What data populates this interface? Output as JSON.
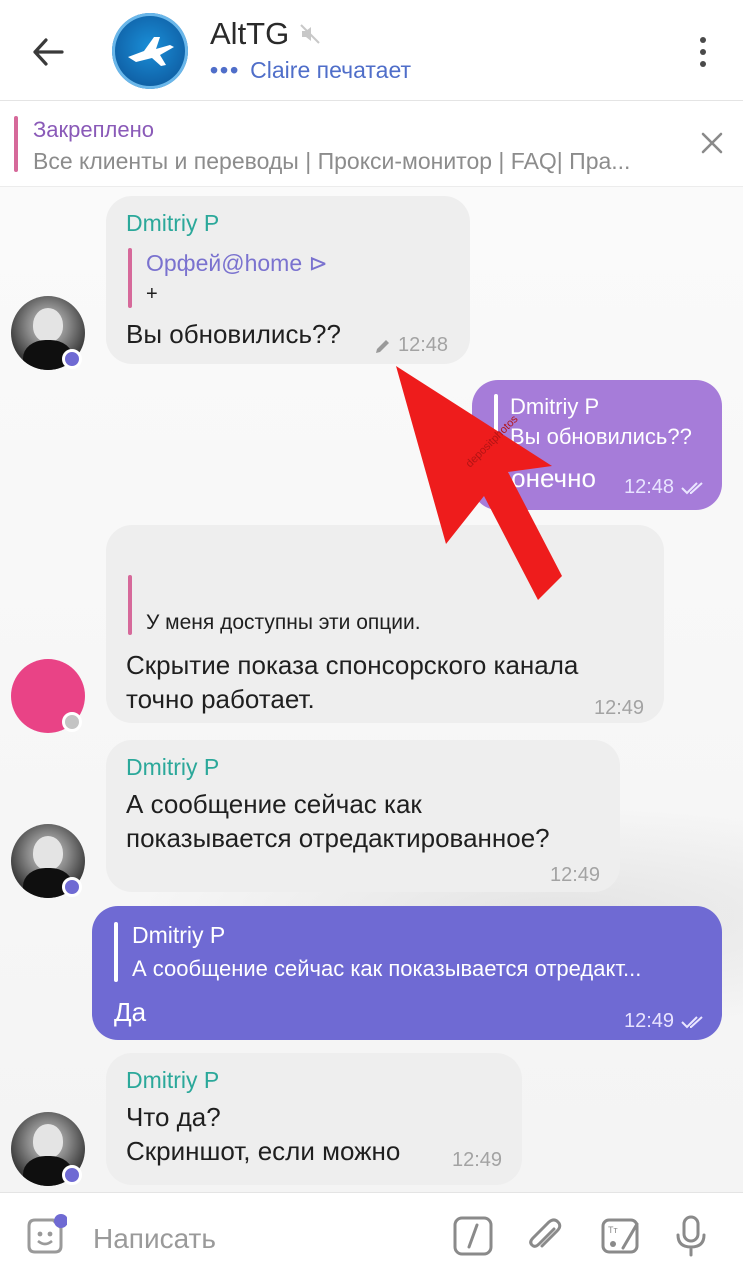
{
  "header": {
    "title": "AltTG",
    "status": "Claire печатает",
    "icons": {
      "back": "arrow-left-icon",
      "muted": "muted-icon",
      "menu": "more-vertical-icon"
    }
  },
  "pinned": {
    "title": "Закреплено",
    "text": "Все клиенты и переводы | Прокси-монитор | FAQ| Пра..."
  },
  "messages": [
    {
      "sender": "Dmitriy P",
      "reply_author": "Орфей@home ⊳",
      "reply_text": "+",
      "text": "Вы обновились??",
      "time": "12:48",
      "edited": true,
      "direction": "incoming"
    },
    {
      "sender": "Dmitriy P",
      "reply_text": "Вы обновились??",
      "text": "Конечно",
      "time": "12:48",
      "direction": "outgoing"
    },
    {
      "reply_text": "У меня доступны эти опции.",
      "text_line1": "Скрытие показа спонсорского канала",
      "text_line2": "точно работает.",
      "time": "12:49",
      "direction": "incoming"
    },
    {
      "sender": "Dmitriy P",
      "text_line1": "А сообщение сейчас как",
      "text_line2": "показывается отредактированное?",
      "time": "12:49",
      "direction": "incoming"
    },
    {
      "sender": "Dmitriy P",
      "reply_text": "А сообщение сейчас как показывается отредакт...",
      "text": "Да",
      "time": "12:49",
      "direction": "outgoing"
    },
    {
      "sender": "Dmitriy P",
      "text_line1": "Что да?",
      "text_line2": "Скриншот, если можно",
      "time": "12:49",
      "direction": "incoming"
    }
  ],
  "overlay": {
    "watermark": "depositphotos"
  },
  "input": {
    "placeholder": "Написать",
    "icons": [
      "sticker-icon",
      "bot-command-icon",
      "attach-icon",
      "paint-icon",
      "microphone-icon"
    ]
  },
  "colors": {
    "accent": "#6f6ad3",
    "outgoing_light": "#a67cd9",
    "sender": "#2ba89a",
    "pinned_bar": "#d6699a",
    "arrow": "#ee1c1c"
  }
}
-.-.-
_GIVEN PROBLEM_.
Write down only the number of lines that contain the string "обновились" in the listing.

_SOLUTION TO THE PROBLEM_.
2